Goals:
A. In the Gradle testing notes, turn the paragraph beginning "Its difficult to pick the "right" number here" into a short bulleted list that keeps its main facts.
B. According to the Gradle testing notes, what happens to checks that need `docker-compose` when it is not installed?
C. Continue the Gradle testing notes from the point where they end.

Source:
Test groups can be enabled or disabled (true/false).

Default value provided below in [brackets].

------------------------------------------------------------------
./gradlew test -Dtests.awaitsfix=[false] - known issue (@AwaitsFix)
------------------------------------------------------------------

=== Load balancing and caches.

By default the tests run on multiple processes using all the available cores on all
available CPUs. Not including hyper-threading.
If you want to explicitly specify the number of JVMs you can do so on the command
line:

----------------------------
./gradlew test -Dtests.jvms=8
----------------------------

Or in `~/.gradle/gradle.properties`:

----------------------------
systemProp.tests.jvms=8
----------------------------

Its difficult to pick the "right" number here. Hypercores don't count for CPU
intensive tests and you should leave some slack for JVM-interal threads like
the garbage collector. And you have to have enough RAM to handle each JVM.

=== Test compatibility.

It is possible to provide a version that allows to adapt the tests behaviour
to older features or bugs that have been changed or fixed in the meantime.

-----------------------------------------
./gradlew test -Dtests.compatibility=1.0.0
-----------------------------------------


=== Miscellaneous.

Run all tests without stopping on errors (inspect log files).

-----------------------------------------
./gradlew test -Dtests.haltonfailure=false
-----------------------------------------

Run more verbose output (slave JVM parameters, etc.).

----------------------
./gradlew test -verbose
----------------------

Change the default suite timeout to 5 seconds for all
tests (note the exclamation mark).

---------------------------------------
./gradlew test -Dtests.timeoutSuite=5000! ...
---------------------------------------

Change the logging level of ES (not Gradle)

--------------------------------
./gradlew test -Dtests.es.logger.level=DEBUG
--------------------------------

Print all the logging output from the test runs to the commandline
even if tests are passing.

------------------------------
./gradlew test -Dtests.output=always
------------------------------

Configure the heap size.

------------------------------
./gradlew test -Dtests.heap.size=512m
------------------------------

Pass arbitrary jvm arguments.

------------------------------
# specify heap dump path
./gradlew test -Dtests.jvm.argline="-XX:HeapDumpPath=/path/to/heapdumps"
# enable gc logging
./gradlew test -Dtests.jvm.argline="-verbose:gc"
# enable security debugging
./gradlew test -Dtests.jvm.argline="-Djava.security.debug=access,failure"
------------------------------

== Running verification tasks

To run all verification tasks, including static checks, unit tests, and integration tests:

---------------------------------------------------------------------------
./gradlew check
---------------------------------------------------------------------------

Note that this will also run the unit tests and precommit tasks first. If you want to just
run the in memory cluster integration tests (because you are debugging them):

---------------------------------------------------------------------------
./gradlew internalClusterTest
---------------------------------------------------------------------------

If you want to just run the precommit checks:

---------------------------------------------------------------------------
./gradlew precommit
---------------------------------------------------------------------------

Some of these checks will require `docker-compose` installed for bringing up
test fixtures. If it's not present those checks will be skipped automatically.

Stored entries

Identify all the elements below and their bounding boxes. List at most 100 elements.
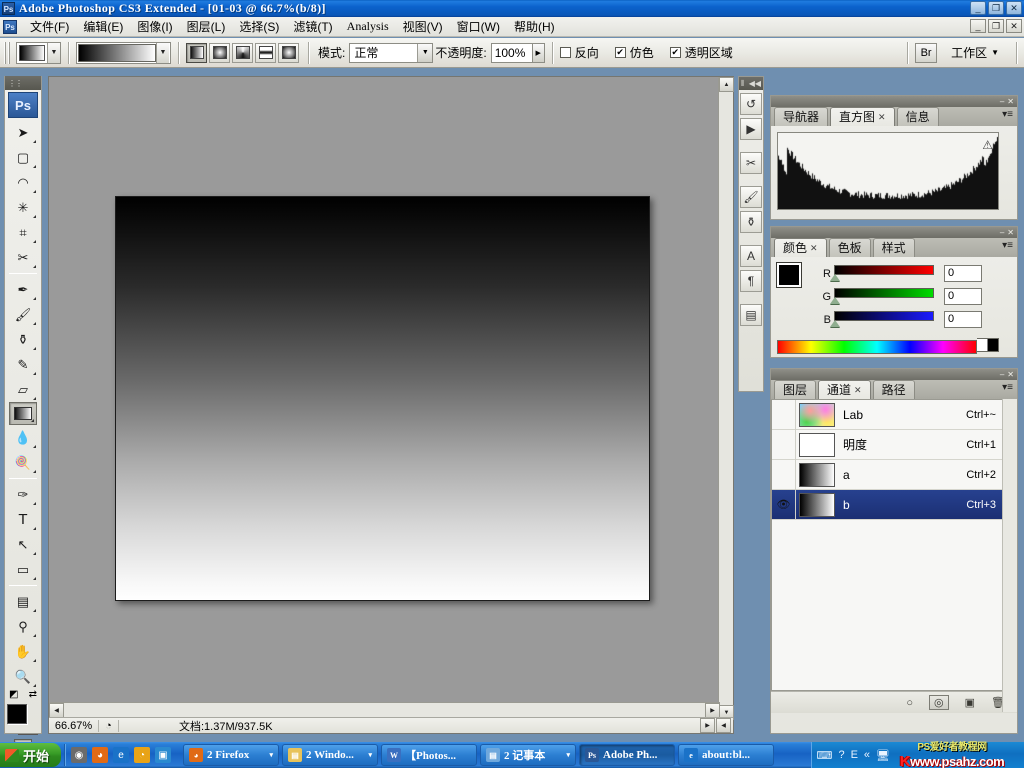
- blue-slider[interactable]: [830, 311, 934, 328]
- taskbar-word-doc[interactable]: W 【Photos...: [381, 744, 478, 766]
- move-tool[interactable]: ➤: [8, 120, 38, 145]
- tab-histogram-close-icon[interactable]: ✕: [878, 108, 886, 127]
- channel-visibility-toggle[interactable]: [772, 400, 796, 430]
- gradient-preset-chevron-down-icon[interactable]: ▼: [156, 42, 169, 63]
- minimize-button[interactable]: _: [970, 1, 986, 15]
- menu-filter[interactable]: 滤镜(T): [286, 16, 339, 37]
- ime-tray-icon[interactable]: E: [851, 749, 858, 761]
- gradient-tool[interactable]: [9, 402, 37, 425]
- taskbar-windows-explorer-chevron-down-icon[interactable]: ▾: [369, 751, 373, 759]
- tab-swatches[interactable]: 色板: [828, 238, 871, 257]
- angle-gradient-button[interactable]: [232, 42, 253, 63]
- tab-styles[interactable]: 样式: [872, 238, 915, 257]
- shape-tool[interactable]: ▭: [8, 557, 38, 582]
- tool-presets-panel-icon[interactable]: ✂: [740, 152, 762, 174]
- image-canvas[interactable]: [115, 196, 650, 601]
- history-panel-icon[interactable]: ↺: [740, 93, 762, 115]
- ql-ie-icon[interactable]: e: [113, 747, 130, 763]
- gradient-preview-swatch[interactable]: [78, 43, 156, 62]
- taskbar-notepad-chevron-down-icon[interactable]: ▾: [567, 751, 571, 759]
- channel-row-Lab[interactable]: Lab Ctrl+~: [772, 400, 1016, 430]
- slice-tool[interactable]: ✂: [8, 245, 38, 270]
- close-button[interactable]: ✕: [1006, 1, 1022, 15]
- transparency-checkbox[interactable]: ✔ 透明区域: [669, 44, 733, 61]
- dock-collapse-icon[interactable]: ◀◀: [749, 79, 761, 88]
- diamond-gradient-button[interactable]: [278, 42, 299, 63]
- channels-minimize-icon[interactable]: –: [1000, 370, 1004, 379]
- character-panel-icon[interactable]: A: [740, 245, 762, 267]
- expand-tray-icon[interactable]: «: [864, 749, 870, 761]
- ql-clock-icon[interactable]: ◔: [134, 747, 151, 763]
- default-colors-icon[interactable]: ◩: [9, 689, 18, 700]
- gradient-preset-picker[interactable]: ▼: [76, 41, 171, 64]
- reverse-checkbox[interactable]: 反向: [559, 44, 599, 61]
- green-slider[interactable]: [830, 288, 934, 305]
- red-slider-value[interactable]: 0: [944, 265, 982, 282]
- hand-tool[interactable]: ✋: [8, 639, 38, 664]
- channel-visibility-toggle[interactable]: 👁: [772, 489, 796, 520]
- taskbar-windows-explorer[interactable]: ▤ 2 Windo... ▾: [282, 744, 379, 766]
- histogram-close-icon[interactable]: ✕: [1007, 97, 1014, 106]
- blue-slider-thumb[interactable]: [830, 320, 840, 327]
- histogram-panel-menu-icon[interactable]: ▾≡: [1002, 109, 1013, 120]
- layer-comps-panel-icon[interactable]: ▤: [740, 304, 762, 326]
- menu-image[interactable]: 图像(I): [130, 16, 179, 37]
- clone-stamp-tool[interactable]: ⚱: [8, 327, 38, 352]
- toolbar-grip[interactable]: ⋮⋮: [5, 76, 41, 90]
- tab-channels[interactable]: 通道 ✕: [818, 380, 871, 399]
- crop-tool[interactable]: ⌗: [8, 220, 38, 245]
- ql-media-icon[interactable]: ◉: [71, 747, 88, 763]
- scroll-right-icon[interactable]: ▶: [705, 703, 720, 718]
- color-close-icon[interactable]: ✕: [1007, 228, 1014, 237]
- tab-color[interactable]: 颜色 ✕: [774, 238, 827, 257]
- foreground-color-swatch[interactable]: [7, 704, 27, 724]
- workspace-button[interactable]: 工作区 ▼: [951, 44, 999, 61]
- tab-color-close-icon[interactable]: ✕: [810, 239, 818, 258]
- cache-warning-icon[interactable]: ⚠: [982, 138, 993, 152]
- ql-firefox-icon[interactable]: ◕: [92, 747, 109, 763]
- menu-help[interactable]: 帮助(H): [507, 16, 562, 37]
- zoom-level[interactable]: 66.67%: [49, 719, 99, 732]
- ql-desktop-icon[interactable]: ▣: [155, 747, 172, 763]
- taskbar-firefox[interactable]: ◕ 2 Firefox ▾: [183, 744, 280, 766]
- options-bar-grip[interactable]: [4, 41, 11, 64]
- pen-tool[interactable]: ✑: [8, 482, 38, 507]
- channel-visibility-toggle[interactable]: [772, 459, 796, 490]
- paragraph-panel-icon[interactable]: ¶: [740, 270, 762, 292]
- doc-minimize-button[interactable]: _: [970, 19, 986, 33]
- doc-close-button[interactable]: ✕: [1006, 19, 1022, 33]
- eraser-tool[interactable]: ▱: [8, 377, 38, 402]
- color-panel-foreground-swatch[interactable]: [776, 262, 802, 288]
- blend-mode-chevron-down-icon[interactable]: ▼: [417, 43, 433, 62]
- dither-checkbox-box[interactable]: ✔: [614, 47, 626, 58]
- blend-mode-select[interactable]: 正常 ▼: [349, 42, 434, 63]
- scroll-up-icon[interactable]: ▲: [719, 77, 734, 92]
- brushes-panel-icon[interactable]: 🖌: [740, 186, 762, 208]
- tab-paths[interactable]: 路径: [872, 380, 915, 399]
- bridge-icon[interactable]: Br: [915, 42, 938, 63]
- blur-tool[interactable]: 💧: [8, 425, 38, 450]
- channel-row-明度[interactable]: 明度 Ctrl+1: [772, 429, 1016, 460]
- linear-gradient-button[interactable]: [186, 42, 207, 63]
- menu-view[interactable]: 视图(V): [396, 16, 450, 37]
- color-black-white-swatch[interactable]: [977, 338, 999, 352]
- new-channel-button[interactable]: ▣: [965, 696, 975, 709]
- channel-row-b[interactable]: 👁 b Ctrl+3: [772, 489, 1016, 520]
- active-tool-preset-picker[interactable]: ▼: [16, 41, 61, 64]
- red-slider-track[interactable]: [834, 265, 934, 275]
- menu-edit[interactable]: 编辑(E): [76, 16, 130, 37]
- menu-analysis[interactable]: Analysis: [340, 17, 396, 36]
- keyboard-tray-icon[interactable]: ⌨: [817, 749, 833, 762]
- load-channel-as-selection-button[interactable]: ○: [906, 697, 913, 709]
- doc-maximize-button[interactable]: ❐: [988, 19, 1004, 33]
- channels-close-icon[interactable]: ✕: [1007, 370, 1014, 379]
- network-tray-icon[interactable]: 🖥: [876, 749, 890, 762]
- red-slider-thumb[interactable]: [830, 274, 840, 281]
- type-tool[interactable]: T: [8, 507, 38, 532]
- lasso-tool[interactable]: ◠: [8, 170, 38, 195]
- start-button[interactable]: 开始: [0, 743, 62, 767]
- tab-histogram[interactable]: 直方图 ✕: [830, 107, 895, 126]
- tab-channels-close-icon[interactable]: ✕: [854, 381, 862, 400]
- swap-colors-icon[interactable]: ⇄: [29, 689, 37, 700]
- clone-source-panel-icon[interactable]: ⚱: [740, 211, 762, 233]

Solved problems:
A.
- Choosing the right number of JVMs is difficult.
- Hyper-threaded cores don't count for CPU-intensive tests.
- Leave some spare capacity for JVM-internal threads such as the garbage collector.
- Each JVM needs enough RAM.

B. They are skipped automatically.

C.
== Testing the REST layer

The REST layer is tested through specific tests that are executed against
a cluster that is configured and initialized via Gradle. The tests
themselves can be written in either Java or with a YAML based DSL.

YAML based REST tests should be preferred since these are shared between all
the elasticsearch official clients. The YAML based tests describe the
operations to be executed and the obtained results that need to be tested.

The YAML tests support various operators defined in the link:/rest-api-spec/src/main/resources/rest-api-spec/test/README.asciidoc[rest-api-spec] and adhere to the link:/rest-api-spec/README.markdown[Elasticsearch REST API JSON specification]
In order to run the YAML tests, the relevant API specification needs
to be on the test classpath. Any gradle project that has support for REST
tests will get the primary API on it's class path. However, to better support
Gradle incremental builds, it is recommended to explicitly declare which
parts of the API the tests depend upon.

For example:
---------------------------------------------------------------------------
restResources {
  restApi {
    includeCore '_common', 'indices', 'index', 'cluster', 'nodes', 'get', 'ingest'
  }
}
---------------------------------------------------------------------------

The REST tests are run automatically when executing the "./gradlew check" command. To run only the
YAML REST tests use the following command (modules and plugins may also include YAML REST tests):

---------------------------------------------------------------------------
./gradlew :rest-api-spec:yamlRestTest
---------------------------------------------------------------------------

A specific test case can be run with the following command:

---------------------------------------------------------------------------
./gradlew ':rest-api-spec:yamlRestTest' \
  --tests "org.elasticsearch.test.rest.ClientYamlTestSuiteIT" \
  -Dtests.method="test {p0=cat.segments/10_basic/Help}"
---------------------------------------------------------------------------

The YAML REST tests support all the options provided by the randomized runner, plus the following:

* `tests.rest.suite`: comma separated paths of the test suites to be run
(by default loaded from /rest-api-spec/test). It is possible to run only a subset
of the tests providing a sub-folder or even a single yaml file (the default
/rest-api-spec/test prefix is optional when files are loaded from classpath)
e.g. -Dtests.rest.suite=index,get,create/10_with_id
* `tests.rest.blacklist`: comma separated globs that identify tests that are
blacklisted and need to be skipped
e.g. -Dtests.rest.blacklist=index/*/Index document,get/10_basic/*

Java REST tests can be run with the "javaRestTest" task.

For example :
---------------------------------------------------------------------------
./gradlew :modules:mapper-extras:javaRestTest
---------------------------------------------------------------------------

A specific test case can be run with the following syntax (fqn.test {params}):

---------------------------------------------------------------------------
./gradlew ':modules:mapper-extras:javaRestTest' \
  --tests "org.elasticsearch.index.mapper.TokenCountFieldMapperIntegrationIT.testSearchByTokenCount {storeCountedFields=true loadCountedFields=false}"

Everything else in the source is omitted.